▶ **Set problem**: Would you pull out every line of the material that contains the string "conditions"?

▶ **Extracted records**:
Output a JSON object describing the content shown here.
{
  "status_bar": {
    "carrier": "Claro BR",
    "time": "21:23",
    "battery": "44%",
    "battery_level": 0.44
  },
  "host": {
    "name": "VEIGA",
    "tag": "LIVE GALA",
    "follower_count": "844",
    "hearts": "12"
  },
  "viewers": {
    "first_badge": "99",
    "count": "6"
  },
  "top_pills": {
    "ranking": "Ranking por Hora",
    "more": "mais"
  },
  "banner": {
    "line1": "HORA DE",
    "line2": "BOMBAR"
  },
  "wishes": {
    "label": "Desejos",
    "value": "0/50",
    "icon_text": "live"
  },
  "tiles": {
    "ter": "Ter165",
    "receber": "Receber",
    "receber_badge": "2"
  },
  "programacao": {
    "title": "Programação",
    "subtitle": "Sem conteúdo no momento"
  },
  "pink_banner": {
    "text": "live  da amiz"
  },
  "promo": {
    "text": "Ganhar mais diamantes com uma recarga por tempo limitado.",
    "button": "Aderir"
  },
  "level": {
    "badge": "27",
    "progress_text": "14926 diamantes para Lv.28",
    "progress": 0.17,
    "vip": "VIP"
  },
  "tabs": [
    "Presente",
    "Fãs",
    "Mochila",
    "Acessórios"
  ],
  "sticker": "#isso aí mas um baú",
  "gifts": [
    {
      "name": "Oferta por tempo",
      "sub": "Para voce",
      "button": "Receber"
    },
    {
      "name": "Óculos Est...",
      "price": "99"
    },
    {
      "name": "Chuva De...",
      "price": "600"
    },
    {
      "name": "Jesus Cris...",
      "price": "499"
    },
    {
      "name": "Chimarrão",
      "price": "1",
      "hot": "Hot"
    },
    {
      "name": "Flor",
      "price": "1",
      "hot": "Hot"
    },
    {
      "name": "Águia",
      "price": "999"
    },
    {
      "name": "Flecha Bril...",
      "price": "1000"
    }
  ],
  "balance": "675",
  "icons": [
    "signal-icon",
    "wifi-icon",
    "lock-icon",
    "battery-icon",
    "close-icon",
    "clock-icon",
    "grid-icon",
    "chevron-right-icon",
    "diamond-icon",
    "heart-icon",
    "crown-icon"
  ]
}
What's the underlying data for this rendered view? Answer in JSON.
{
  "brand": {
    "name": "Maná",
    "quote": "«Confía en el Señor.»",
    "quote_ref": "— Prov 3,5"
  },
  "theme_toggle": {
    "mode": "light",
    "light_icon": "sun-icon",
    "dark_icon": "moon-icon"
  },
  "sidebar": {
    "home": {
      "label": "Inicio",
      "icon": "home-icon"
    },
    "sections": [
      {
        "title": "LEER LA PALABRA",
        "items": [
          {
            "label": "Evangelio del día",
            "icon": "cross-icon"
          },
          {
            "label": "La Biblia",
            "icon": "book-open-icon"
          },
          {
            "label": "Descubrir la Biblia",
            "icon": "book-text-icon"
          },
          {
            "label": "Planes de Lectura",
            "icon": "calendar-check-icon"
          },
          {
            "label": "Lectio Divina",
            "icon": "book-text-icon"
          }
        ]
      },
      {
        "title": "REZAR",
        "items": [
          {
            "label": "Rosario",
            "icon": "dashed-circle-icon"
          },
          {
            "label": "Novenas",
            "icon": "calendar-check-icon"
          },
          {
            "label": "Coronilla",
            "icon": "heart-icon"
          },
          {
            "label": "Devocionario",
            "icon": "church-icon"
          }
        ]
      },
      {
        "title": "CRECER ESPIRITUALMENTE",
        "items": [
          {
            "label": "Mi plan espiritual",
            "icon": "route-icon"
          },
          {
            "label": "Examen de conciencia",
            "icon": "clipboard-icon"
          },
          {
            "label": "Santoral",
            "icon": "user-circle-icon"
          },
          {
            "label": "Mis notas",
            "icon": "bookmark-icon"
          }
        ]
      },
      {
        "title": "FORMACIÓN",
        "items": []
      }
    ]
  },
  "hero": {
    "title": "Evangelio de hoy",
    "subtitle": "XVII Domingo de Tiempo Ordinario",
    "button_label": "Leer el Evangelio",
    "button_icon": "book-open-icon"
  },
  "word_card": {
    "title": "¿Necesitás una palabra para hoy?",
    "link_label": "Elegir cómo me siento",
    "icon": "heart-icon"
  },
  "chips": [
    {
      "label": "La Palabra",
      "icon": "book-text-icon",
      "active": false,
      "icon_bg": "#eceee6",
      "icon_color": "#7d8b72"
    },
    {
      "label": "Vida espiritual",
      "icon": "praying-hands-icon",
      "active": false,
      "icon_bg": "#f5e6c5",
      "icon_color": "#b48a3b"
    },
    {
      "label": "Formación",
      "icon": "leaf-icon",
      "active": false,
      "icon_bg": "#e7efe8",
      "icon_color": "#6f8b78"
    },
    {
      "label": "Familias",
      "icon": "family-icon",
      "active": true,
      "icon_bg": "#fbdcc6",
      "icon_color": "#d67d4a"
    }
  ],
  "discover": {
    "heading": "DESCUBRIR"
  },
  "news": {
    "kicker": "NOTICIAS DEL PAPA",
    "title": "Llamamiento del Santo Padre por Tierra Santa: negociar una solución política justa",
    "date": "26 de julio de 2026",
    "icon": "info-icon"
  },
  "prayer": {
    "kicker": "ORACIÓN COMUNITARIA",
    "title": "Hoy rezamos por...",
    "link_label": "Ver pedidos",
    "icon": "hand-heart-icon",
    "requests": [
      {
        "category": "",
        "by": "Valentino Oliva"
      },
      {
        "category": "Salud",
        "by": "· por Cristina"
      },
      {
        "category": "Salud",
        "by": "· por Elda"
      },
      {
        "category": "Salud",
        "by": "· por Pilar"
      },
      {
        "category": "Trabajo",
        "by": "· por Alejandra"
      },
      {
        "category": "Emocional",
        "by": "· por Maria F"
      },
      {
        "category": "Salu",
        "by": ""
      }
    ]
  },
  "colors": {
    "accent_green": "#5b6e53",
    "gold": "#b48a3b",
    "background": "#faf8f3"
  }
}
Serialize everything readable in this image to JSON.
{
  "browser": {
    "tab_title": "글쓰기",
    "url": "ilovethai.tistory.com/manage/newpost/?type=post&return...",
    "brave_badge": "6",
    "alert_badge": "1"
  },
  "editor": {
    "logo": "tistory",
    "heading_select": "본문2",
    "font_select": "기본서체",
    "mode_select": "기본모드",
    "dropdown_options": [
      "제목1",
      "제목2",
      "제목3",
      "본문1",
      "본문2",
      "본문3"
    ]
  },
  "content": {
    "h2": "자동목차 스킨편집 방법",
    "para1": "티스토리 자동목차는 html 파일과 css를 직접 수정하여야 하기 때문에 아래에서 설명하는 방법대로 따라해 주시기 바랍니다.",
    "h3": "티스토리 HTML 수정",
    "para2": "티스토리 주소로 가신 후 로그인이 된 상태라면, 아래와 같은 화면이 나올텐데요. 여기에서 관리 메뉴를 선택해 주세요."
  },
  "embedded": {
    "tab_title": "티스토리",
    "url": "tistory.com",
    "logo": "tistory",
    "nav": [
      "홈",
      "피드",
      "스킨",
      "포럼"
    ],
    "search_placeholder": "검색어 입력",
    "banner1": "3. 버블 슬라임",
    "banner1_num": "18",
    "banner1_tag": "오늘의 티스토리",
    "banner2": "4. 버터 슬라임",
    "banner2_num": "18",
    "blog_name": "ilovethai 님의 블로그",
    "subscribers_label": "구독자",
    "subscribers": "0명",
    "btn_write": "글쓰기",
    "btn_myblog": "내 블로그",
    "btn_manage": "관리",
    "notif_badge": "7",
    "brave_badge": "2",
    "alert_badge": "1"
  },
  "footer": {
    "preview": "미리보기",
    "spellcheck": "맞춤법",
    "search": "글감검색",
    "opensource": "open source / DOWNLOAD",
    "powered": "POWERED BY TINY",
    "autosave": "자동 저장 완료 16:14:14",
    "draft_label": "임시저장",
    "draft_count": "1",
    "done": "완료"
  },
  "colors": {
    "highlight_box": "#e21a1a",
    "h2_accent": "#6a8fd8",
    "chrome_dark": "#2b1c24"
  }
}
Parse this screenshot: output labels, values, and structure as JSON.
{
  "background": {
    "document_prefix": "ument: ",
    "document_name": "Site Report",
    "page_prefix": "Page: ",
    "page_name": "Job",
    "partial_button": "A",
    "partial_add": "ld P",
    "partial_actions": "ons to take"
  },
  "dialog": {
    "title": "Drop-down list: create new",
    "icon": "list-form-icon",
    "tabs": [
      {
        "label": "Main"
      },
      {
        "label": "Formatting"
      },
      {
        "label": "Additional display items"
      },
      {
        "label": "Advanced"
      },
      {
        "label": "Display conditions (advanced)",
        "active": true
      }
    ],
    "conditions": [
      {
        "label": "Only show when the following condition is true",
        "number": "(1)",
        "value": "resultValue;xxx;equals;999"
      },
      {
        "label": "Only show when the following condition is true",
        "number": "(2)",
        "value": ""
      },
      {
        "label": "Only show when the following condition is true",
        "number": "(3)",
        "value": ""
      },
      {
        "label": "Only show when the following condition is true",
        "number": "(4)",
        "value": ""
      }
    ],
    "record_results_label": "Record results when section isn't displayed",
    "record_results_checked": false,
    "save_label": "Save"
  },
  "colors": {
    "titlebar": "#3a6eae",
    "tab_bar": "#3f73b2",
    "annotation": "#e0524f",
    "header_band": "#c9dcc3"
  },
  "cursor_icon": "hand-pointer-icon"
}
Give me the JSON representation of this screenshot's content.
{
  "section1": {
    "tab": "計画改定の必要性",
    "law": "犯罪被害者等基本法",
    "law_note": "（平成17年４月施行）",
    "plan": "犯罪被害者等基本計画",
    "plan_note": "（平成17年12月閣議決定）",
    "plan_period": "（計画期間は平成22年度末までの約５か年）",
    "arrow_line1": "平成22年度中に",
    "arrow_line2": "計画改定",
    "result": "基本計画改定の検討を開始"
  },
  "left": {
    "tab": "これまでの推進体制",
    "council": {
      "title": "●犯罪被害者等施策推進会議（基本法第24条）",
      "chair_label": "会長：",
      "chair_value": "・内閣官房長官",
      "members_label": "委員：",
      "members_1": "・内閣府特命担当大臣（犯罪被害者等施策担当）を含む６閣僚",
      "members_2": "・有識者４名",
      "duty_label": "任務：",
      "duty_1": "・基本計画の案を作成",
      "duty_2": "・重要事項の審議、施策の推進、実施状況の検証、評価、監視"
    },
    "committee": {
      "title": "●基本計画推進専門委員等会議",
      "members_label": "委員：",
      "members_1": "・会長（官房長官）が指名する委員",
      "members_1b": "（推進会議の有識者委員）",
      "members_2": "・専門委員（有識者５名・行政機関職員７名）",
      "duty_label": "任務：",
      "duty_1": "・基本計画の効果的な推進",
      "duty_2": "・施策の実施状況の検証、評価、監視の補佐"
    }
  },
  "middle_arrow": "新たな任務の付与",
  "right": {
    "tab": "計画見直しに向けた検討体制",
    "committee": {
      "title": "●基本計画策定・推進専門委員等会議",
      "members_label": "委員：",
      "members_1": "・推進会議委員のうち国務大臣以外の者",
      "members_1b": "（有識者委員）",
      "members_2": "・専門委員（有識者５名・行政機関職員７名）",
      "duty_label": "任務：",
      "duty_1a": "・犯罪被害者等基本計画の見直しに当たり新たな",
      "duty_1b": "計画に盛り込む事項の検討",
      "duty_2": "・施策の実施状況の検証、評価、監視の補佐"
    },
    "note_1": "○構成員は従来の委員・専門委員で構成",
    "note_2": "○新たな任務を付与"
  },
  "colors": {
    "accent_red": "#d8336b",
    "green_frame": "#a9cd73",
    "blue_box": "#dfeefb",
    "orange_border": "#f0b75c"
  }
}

▶ **Worked answer**:
        "label": "Display conditions (advanced)",
    "conditions": [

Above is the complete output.